EXERCISE REQUIREMENTS: List every line of the material that contains the word "Other", copying each line in full.

LISTED RECORDS:
########

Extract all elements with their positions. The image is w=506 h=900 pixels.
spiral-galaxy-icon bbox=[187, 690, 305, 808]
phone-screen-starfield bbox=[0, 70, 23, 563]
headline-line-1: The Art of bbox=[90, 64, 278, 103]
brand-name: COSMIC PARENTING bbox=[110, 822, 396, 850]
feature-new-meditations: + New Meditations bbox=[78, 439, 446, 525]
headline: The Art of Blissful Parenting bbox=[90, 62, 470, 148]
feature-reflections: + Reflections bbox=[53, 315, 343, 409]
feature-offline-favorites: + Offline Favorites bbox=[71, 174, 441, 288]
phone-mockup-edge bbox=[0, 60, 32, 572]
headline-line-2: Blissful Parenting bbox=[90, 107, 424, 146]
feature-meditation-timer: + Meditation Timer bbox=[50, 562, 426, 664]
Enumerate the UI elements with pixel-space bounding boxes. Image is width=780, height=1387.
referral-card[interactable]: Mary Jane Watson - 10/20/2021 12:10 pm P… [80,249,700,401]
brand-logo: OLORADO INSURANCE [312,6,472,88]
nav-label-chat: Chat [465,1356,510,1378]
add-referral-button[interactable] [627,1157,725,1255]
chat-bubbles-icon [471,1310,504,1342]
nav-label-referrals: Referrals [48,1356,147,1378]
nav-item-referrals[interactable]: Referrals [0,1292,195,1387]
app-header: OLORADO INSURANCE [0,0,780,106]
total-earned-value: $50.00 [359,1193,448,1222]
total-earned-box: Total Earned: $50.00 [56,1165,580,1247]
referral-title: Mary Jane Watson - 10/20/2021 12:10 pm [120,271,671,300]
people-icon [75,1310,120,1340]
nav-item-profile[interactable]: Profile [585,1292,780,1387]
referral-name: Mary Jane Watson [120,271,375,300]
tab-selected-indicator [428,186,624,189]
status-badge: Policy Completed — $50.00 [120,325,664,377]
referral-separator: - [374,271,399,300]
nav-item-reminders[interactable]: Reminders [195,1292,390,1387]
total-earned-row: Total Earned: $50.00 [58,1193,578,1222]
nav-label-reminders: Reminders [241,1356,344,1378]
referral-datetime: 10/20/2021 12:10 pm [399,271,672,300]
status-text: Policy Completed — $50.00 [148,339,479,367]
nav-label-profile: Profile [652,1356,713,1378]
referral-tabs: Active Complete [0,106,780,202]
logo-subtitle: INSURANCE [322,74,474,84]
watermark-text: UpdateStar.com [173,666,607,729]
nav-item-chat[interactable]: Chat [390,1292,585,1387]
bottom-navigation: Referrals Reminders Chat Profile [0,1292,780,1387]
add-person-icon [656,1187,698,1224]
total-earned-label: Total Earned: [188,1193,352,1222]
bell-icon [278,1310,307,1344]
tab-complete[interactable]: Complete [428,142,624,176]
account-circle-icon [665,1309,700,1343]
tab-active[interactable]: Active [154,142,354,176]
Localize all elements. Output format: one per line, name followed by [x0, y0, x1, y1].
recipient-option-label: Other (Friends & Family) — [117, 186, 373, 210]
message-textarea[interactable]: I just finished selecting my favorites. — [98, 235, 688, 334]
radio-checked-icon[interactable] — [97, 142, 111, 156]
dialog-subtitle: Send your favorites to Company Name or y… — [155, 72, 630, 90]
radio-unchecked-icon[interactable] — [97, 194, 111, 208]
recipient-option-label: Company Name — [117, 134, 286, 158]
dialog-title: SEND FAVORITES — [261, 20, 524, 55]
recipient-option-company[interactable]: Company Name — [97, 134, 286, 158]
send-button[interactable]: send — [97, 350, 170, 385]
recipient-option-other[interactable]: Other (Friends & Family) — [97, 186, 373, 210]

########

OUTPUT OF THE TASK:
recipient-option-label: Other (Friends & Family) — [117, 186, 373, 210]
recipient-option-other[interactable]: Other (Friends & Family) — [97, 186, 373, 210]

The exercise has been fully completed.